## Requirements
Please print all of the material below, word for word.

═════ Listed records

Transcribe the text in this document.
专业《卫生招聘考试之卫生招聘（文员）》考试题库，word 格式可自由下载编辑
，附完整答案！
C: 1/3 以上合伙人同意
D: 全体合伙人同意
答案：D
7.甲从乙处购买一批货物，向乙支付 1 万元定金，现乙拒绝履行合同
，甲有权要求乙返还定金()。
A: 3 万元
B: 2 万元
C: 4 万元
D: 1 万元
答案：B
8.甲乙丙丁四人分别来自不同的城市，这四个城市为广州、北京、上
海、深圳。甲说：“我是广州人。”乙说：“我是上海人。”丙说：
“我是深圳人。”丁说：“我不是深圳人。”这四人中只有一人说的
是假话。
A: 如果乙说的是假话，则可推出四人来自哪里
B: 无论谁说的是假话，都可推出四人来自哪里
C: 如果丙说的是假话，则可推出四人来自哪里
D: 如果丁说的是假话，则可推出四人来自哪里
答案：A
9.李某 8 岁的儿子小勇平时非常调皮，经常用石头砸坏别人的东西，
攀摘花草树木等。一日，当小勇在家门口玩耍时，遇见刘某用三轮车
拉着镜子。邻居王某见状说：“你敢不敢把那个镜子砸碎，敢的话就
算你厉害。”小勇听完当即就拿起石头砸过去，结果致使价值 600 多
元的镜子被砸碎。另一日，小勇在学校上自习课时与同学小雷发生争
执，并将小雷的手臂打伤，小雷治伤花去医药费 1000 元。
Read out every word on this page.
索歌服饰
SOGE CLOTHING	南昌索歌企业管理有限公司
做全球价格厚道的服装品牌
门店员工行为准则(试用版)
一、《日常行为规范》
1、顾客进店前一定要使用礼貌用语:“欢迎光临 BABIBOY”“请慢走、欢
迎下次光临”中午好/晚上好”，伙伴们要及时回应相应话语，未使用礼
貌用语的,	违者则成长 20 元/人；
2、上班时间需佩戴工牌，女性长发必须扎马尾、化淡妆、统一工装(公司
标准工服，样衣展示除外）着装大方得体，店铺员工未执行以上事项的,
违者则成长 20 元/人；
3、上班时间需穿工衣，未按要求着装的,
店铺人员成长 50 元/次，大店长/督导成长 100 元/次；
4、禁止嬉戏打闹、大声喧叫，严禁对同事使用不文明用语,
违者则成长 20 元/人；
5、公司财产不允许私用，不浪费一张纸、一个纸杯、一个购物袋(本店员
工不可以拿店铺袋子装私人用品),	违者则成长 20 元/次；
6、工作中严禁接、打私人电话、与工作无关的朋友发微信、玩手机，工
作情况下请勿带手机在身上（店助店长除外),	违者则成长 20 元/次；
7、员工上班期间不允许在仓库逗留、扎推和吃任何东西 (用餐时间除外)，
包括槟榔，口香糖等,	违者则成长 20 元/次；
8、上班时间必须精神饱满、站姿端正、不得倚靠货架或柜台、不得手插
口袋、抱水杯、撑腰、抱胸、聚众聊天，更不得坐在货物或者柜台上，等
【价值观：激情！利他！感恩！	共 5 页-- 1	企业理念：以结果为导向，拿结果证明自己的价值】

══════════

## Solution
Transcribe the text in this document.
专业《卫生招聘考试之卫生招聘（文员）》考试题库，word 格式可自由下载编辑
，附完整答案！
C: 1/3 以上合伙人同意
D: 全体合伙人同意
答案：D
7.甲从乙处购买一批货物，向乙支付 1 万元定金，现乙拒绝履行合同
，甲有权要求乙返还定金()。
A: 3 万元
B: 2 万元
C: 4 万元
D: 1 万元
答案：B
8.甲乙丙丁四人分别来自不同的城市，这四个城市为广州、北京、上
海、深圳。甲说：“我是广州人。”乙说：“我是上海人。”丙说：
“我是深圳人。”丁说：“我不是深圳人。”这四人中只有一人说的
是假话。
A: 如果乙说的是假话，则可推出四人来自哪里
B: 无论谁说的是假话，都可推出四人来自哪里
C: 如果丙说的是假话，则可推出四人来自哪里
D: 如果丁说的是假话，则可推出四人来自哪里
答案：A
9.李某 8 岁的儿子小勇平时非常调皮，经常用石头砸坏别人的东西，
攀摘花草树木等。一日，当小勇在家门口玩耍时，遇见刘某用三轮车
拉着镜子。邻居王某见状说：“你敢不敢把那个镜子砸碎，敢的话就
算你厉害。”小勇听完当即就拿起石头砸过去，结果致使价值 600 多
元的镜子被砸碎。另一日，小勇在学校上自习课时与同学小雷发生争
执，并将小雷的手臂打伤，小雷治伤花去医药费 1000 元。
Read out every word on this page.
索歌服饰
SOGE CLOTHING	南昌索歌企业管理有限公司
做全球价格厚道的服装品牌
门店员工行为准则(试用版)
一、《日常行为规范》
1、顾客进店前一定要使用礼貌用语:“欢迎光临 BABIBOY”“请慢走、欢
迎下次光临”中午好/晚上好”，伙伴们要及时回应相应话语，未使用礼
貌用语的,	违者则成长 20 元/人；
2、上班时间需佩戴工牌，女性长发必须扎马尾、化淡妆、统一工装(公司
标准工服，样衣展示除外）着装大方得体，店铺员工未执行以上事项的,
违者则成长 20 元/人；
3、上班时间需穿工衣，未按要求着装的,
店铺人员成长 50 元/次，大店长/督导成长 100 元/次；
4、禁止嬉戏打闹、大声喧叫，严禁对同事使用不文明用语,
违者则成长 20 元/人；
5、公司财产不允许私用，不浪费一张纸、一个纸杯、一个购物袋(本店员
工不可以拿店铺袋子装私人用品),	违者则成长 20 元/次；
6、工作中严禁接、打私人电话、与工作无关的朋友发微信、玩手机，工
作情况下请勿带手机在身上（店助店长除外),	违者则成长 20 元/次；
7、员工上班期间不允许在仓库逗留、扎推和吃任何东西 (用餐时间除外)，
包括槟榔，口香糖等,	违者则成长 20 元/次；
8、上班时间必须精神饱满、站姿端正、不得倚靠货架或柜台、不得手插
口袋、抱水杯、撑腰、抱胸、聚众聊天，更不得坐在货物或者柜台上，等
【价值观：激情！利他！感恩！	共 5 页-- 1	企业理念：以结果为导向，拿结果证明自己的价值】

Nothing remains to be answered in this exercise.